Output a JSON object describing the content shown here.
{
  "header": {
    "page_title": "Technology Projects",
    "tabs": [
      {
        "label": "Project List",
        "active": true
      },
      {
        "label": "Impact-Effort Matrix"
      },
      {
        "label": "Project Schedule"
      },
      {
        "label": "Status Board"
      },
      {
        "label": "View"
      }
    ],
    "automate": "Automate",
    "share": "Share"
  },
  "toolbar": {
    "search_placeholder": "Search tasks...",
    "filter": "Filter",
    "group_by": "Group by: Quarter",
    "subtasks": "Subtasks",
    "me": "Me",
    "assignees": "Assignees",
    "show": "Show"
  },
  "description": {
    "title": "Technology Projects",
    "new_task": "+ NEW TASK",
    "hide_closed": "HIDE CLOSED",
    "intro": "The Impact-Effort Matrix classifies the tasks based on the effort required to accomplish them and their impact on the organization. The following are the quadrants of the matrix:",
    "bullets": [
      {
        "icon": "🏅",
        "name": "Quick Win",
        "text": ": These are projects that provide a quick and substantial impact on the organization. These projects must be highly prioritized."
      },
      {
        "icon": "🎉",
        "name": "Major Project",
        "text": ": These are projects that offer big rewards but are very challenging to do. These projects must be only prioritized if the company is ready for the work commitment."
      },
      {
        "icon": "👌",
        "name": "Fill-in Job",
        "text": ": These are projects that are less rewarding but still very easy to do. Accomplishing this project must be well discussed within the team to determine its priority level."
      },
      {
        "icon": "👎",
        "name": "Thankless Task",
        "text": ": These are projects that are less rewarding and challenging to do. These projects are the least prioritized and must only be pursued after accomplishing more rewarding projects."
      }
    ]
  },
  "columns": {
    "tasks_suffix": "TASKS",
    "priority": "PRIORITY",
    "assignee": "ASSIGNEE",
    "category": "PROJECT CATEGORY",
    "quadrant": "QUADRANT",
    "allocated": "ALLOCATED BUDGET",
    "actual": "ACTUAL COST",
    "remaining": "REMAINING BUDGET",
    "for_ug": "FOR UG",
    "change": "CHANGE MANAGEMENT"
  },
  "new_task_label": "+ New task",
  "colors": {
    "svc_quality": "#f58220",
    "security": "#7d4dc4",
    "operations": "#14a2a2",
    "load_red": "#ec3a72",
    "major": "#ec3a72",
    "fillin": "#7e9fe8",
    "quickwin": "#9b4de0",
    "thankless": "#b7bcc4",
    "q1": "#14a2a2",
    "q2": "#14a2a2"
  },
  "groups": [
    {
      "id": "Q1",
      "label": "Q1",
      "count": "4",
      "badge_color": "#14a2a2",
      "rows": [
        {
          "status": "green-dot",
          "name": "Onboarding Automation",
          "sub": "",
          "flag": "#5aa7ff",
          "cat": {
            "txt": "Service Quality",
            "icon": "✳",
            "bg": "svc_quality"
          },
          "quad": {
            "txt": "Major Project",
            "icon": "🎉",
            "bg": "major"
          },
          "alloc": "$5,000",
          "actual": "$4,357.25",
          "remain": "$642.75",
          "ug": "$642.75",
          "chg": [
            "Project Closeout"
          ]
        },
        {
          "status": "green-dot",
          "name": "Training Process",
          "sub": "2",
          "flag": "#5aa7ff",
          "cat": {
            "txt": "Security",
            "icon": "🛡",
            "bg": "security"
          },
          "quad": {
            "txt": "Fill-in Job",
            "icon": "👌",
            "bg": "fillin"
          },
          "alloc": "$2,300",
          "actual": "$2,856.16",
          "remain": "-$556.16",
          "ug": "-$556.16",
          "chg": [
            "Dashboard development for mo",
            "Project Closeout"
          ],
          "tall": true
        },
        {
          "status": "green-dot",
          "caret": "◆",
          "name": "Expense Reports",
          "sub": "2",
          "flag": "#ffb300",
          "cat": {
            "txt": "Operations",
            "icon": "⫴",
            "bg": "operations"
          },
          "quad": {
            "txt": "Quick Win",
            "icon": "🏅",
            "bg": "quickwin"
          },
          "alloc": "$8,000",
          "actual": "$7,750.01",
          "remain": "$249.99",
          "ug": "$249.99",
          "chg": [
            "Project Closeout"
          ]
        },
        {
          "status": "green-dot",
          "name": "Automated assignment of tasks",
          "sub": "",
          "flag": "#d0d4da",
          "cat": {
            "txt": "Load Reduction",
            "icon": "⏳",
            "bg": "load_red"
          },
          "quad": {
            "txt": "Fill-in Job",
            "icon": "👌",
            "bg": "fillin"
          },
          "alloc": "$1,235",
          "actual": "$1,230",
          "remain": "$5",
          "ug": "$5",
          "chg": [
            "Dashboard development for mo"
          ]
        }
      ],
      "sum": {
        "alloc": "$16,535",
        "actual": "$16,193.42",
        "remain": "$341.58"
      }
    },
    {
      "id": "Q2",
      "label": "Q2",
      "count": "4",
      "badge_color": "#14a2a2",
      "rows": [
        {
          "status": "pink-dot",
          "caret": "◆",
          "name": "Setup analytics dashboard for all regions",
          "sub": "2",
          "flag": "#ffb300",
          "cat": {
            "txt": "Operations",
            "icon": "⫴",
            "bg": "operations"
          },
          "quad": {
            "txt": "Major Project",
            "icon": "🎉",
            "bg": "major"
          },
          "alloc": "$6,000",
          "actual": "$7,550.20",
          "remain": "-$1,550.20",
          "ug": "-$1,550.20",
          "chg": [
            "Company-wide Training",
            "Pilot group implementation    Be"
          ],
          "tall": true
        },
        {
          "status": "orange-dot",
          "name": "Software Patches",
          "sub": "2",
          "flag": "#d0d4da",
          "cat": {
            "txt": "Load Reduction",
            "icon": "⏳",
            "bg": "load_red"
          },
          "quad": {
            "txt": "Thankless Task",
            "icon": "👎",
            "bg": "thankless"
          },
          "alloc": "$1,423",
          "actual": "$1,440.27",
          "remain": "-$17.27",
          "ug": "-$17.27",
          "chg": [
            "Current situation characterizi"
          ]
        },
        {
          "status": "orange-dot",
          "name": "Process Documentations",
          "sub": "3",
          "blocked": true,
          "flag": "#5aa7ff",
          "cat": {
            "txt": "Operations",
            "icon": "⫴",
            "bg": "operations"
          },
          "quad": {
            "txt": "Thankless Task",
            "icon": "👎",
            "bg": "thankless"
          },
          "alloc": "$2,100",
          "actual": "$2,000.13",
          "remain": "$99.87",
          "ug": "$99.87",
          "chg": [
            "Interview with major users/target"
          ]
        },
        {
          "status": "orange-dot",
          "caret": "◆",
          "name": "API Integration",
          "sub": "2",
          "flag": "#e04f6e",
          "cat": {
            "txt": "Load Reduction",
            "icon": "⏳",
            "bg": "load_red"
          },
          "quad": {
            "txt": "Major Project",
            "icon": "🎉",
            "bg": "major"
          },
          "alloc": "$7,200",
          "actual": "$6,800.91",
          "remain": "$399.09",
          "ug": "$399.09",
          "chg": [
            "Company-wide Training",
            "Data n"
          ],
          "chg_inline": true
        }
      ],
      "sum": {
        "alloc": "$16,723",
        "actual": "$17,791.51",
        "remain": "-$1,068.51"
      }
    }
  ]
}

> Task
List all lines in the material containing the string "challenging".

> Correct output
        "text": ": These are projects that offer big rewards but are very challenging to do. These projects must be only prioritized if the company is ready for the work commitment."
        "text": ": These are projects that are less rewarding and challenging to do. These projects are the least prioritized and must only be pursued after accomplishing more rewarding projects."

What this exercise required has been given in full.